## Problem requirements
Pull each line containing "Percent" out of the data and copy it.

[Excerpt from a dataset]
-------
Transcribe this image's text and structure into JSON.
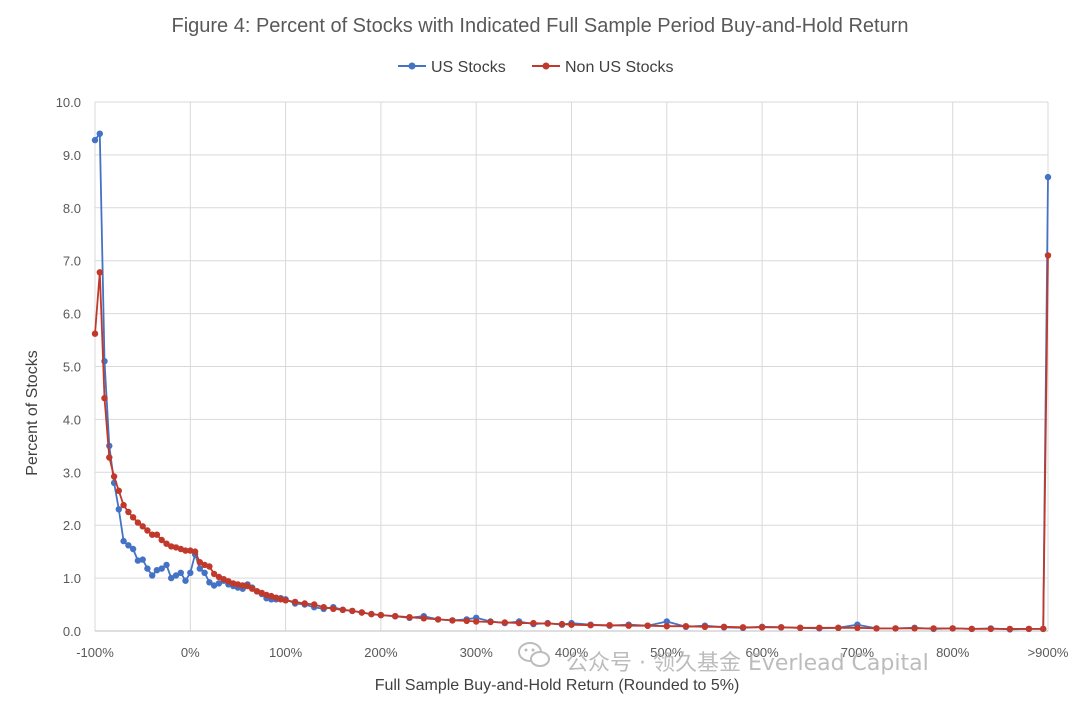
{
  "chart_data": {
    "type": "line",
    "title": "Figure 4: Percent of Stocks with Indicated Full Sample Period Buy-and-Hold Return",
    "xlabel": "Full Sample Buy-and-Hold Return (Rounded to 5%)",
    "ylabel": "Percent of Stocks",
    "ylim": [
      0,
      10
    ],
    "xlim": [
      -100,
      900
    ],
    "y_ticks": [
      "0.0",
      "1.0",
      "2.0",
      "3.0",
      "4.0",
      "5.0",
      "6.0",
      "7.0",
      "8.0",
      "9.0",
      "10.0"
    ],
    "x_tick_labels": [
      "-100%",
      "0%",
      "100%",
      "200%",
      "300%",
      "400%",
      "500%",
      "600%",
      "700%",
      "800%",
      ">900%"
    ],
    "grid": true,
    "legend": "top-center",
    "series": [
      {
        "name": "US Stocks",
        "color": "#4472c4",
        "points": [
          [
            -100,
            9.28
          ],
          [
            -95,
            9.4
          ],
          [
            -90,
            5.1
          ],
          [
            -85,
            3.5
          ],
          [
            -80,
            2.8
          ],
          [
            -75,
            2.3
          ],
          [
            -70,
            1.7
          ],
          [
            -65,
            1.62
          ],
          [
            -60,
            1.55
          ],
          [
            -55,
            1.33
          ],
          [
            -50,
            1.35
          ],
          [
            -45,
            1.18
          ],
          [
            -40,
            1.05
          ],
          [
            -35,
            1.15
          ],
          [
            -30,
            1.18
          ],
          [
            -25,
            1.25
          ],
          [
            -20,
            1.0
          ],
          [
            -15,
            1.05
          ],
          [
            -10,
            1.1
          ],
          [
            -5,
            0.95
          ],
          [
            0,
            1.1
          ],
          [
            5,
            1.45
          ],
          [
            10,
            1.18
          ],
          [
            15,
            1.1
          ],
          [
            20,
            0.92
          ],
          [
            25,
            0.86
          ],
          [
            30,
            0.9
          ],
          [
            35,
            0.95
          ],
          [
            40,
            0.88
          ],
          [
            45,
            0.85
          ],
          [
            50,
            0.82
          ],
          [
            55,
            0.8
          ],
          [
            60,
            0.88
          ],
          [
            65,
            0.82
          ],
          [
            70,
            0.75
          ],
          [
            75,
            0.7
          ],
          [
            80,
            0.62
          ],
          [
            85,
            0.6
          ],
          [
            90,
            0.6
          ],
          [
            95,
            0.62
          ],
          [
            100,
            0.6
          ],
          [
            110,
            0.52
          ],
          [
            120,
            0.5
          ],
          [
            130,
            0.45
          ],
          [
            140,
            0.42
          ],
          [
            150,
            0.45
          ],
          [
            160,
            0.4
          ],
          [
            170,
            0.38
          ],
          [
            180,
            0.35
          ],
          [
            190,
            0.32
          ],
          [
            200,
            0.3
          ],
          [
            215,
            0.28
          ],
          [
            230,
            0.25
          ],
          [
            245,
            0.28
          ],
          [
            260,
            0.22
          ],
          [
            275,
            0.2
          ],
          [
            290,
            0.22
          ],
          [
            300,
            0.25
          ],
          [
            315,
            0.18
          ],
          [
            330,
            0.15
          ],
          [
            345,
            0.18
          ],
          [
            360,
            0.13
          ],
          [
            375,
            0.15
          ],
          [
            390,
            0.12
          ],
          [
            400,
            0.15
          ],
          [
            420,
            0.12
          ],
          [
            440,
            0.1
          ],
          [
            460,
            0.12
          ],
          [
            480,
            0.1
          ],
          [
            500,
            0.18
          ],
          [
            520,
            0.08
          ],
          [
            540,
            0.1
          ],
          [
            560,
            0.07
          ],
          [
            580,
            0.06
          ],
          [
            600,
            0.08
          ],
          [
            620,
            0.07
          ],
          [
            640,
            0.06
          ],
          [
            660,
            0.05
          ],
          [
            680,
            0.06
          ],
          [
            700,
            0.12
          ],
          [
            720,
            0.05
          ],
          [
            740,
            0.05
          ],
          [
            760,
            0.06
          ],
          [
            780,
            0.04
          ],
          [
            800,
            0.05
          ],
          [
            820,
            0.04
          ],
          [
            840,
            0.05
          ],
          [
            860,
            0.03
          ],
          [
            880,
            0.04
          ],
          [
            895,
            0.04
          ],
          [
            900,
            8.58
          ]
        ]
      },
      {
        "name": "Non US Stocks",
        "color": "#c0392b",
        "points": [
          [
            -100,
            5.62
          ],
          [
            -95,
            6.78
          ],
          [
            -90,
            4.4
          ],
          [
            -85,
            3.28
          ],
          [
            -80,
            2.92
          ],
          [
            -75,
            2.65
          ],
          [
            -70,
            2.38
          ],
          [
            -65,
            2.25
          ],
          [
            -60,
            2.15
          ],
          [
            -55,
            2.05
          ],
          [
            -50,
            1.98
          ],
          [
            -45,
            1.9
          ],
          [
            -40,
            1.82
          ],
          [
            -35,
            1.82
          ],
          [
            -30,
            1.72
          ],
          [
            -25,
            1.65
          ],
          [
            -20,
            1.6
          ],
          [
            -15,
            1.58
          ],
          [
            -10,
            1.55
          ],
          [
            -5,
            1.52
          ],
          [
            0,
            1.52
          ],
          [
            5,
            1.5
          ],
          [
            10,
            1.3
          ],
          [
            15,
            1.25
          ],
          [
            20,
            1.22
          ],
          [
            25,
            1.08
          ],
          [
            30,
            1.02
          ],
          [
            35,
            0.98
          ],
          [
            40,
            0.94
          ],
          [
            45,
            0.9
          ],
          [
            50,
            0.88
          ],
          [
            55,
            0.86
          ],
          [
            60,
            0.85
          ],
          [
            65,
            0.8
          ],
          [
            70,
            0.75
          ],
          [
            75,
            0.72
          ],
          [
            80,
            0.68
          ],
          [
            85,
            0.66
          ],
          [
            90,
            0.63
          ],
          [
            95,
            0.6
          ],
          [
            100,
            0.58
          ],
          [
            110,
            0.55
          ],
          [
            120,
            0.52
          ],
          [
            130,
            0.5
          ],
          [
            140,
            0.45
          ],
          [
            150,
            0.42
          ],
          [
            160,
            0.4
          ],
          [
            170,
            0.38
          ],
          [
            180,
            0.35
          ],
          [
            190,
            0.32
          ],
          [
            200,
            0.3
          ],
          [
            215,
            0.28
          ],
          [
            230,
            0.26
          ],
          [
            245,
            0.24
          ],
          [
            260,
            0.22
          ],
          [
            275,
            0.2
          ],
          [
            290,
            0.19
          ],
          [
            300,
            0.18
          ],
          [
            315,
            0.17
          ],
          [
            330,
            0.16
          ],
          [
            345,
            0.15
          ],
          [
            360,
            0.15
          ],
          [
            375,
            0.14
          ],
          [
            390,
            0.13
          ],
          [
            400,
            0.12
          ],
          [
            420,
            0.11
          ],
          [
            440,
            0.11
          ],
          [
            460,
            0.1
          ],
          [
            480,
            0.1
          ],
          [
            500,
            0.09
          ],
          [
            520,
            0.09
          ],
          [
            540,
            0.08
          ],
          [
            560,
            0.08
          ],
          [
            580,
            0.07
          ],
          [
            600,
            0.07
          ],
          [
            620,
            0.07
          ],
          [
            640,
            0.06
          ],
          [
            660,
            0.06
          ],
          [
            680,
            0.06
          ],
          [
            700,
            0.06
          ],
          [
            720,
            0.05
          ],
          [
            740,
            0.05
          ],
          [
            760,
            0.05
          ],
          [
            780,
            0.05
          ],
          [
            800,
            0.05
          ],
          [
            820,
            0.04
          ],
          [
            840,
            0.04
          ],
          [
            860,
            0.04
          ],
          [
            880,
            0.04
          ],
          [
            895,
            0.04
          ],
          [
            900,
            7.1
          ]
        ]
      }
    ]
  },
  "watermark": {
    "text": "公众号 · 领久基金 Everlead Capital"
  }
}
-------
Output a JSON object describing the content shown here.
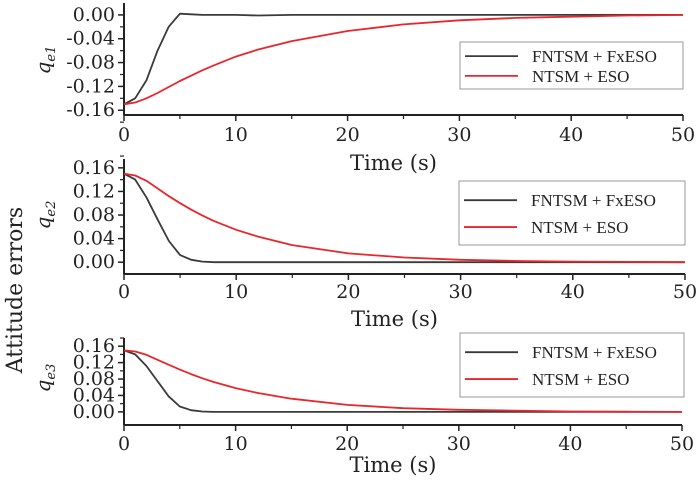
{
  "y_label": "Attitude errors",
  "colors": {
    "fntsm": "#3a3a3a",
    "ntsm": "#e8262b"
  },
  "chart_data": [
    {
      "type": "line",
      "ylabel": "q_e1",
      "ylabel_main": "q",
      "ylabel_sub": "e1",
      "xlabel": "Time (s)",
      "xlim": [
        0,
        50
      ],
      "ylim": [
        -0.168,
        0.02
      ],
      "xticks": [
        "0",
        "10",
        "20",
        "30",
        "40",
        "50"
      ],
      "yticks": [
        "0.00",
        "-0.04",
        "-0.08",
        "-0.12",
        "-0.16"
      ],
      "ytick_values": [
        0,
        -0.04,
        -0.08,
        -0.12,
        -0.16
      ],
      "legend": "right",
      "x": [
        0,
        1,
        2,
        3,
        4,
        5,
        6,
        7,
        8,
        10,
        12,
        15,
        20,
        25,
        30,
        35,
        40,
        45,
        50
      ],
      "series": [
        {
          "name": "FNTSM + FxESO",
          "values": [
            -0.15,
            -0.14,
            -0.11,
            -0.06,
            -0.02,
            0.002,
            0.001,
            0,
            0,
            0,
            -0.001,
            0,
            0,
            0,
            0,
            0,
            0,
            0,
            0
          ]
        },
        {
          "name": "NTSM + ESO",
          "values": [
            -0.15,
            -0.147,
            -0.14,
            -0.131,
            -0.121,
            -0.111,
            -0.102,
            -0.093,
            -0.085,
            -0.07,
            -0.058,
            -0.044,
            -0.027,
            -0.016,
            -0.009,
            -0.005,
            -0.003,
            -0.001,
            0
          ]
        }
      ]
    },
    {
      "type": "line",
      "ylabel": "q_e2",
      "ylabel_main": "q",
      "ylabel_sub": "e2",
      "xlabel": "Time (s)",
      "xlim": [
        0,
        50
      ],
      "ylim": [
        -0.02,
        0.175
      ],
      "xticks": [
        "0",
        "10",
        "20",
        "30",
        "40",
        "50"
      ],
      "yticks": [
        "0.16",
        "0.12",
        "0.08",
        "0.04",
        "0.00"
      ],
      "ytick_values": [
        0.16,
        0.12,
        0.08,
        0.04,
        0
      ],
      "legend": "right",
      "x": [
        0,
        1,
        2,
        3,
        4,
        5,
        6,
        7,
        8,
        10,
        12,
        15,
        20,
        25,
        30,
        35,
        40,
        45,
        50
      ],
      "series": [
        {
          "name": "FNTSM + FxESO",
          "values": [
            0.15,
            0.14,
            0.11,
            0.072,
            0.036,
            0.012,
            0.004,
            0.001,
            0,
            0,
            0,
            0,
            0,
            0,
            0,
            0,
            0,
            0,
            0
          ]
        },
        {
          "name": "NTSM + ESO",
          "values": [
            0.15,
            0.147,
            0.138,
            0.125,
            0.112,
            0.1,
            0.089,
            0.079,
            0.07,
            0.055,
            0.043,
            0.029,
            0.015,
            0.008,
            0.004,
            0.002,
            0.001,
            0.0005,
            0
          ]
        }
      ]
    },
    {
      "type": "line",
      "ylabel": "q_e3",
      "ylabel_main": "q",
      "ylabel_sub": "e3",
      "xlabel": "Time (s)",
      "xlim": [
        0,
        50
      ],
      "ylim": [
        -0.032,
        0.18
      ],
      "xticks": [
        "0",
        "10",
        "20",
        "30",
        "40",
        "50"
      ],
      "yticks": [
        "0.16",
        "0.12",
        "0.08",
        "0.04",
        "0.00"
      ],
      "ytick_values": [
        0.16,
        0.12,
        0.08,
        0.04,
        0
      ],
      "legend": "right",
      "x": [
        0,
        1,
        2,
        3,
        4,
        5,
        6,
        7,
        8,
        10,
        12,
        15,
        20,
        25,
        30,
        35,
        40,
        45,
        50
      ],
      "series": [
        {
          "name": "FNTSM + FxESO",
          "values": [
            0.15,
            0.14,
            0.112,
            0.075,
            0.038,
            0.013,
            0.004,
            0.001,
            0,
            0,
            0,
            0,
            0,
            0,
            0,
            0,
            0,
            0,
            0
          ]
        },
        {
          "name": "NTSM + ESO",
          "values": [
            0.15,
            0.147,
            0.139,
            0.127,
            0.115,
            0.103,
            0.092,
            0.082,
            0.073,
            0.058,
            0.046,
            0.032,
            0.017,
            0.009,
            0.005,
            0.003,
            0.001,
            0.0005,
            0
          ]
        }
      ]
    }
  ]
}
-------
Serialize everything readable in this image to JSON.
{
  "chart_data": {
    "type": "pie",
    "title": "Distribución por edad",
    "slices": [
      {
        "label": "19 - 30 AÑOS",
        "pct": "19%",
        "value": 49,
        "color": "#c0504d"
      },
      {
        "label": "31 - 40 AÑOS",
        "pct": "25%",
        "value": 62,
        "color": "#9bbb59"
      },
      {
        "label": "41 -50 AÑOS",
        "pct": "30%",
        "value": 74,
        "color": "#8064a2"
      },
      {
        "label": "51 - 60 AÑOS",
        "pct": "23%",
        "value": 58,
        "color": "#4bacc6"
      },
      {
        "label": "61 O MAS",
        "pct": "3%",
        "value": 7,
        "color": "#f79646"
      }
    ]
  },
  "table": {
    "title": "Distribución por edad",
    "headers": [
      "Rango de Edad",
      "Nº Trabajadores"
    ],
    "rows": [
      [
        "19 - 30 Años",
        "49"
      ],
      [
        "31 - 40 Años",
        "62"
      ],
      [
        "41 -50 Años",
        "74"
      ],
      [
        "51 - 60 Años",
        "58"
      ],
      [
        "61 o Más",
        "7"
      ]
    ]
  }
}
-------
## Correct response
    "title": "Figure 4: Percent of Stocks with Indicated Full Sample Period Buy-and-Hold Return",
    "ylabel": "Percent of Stocks",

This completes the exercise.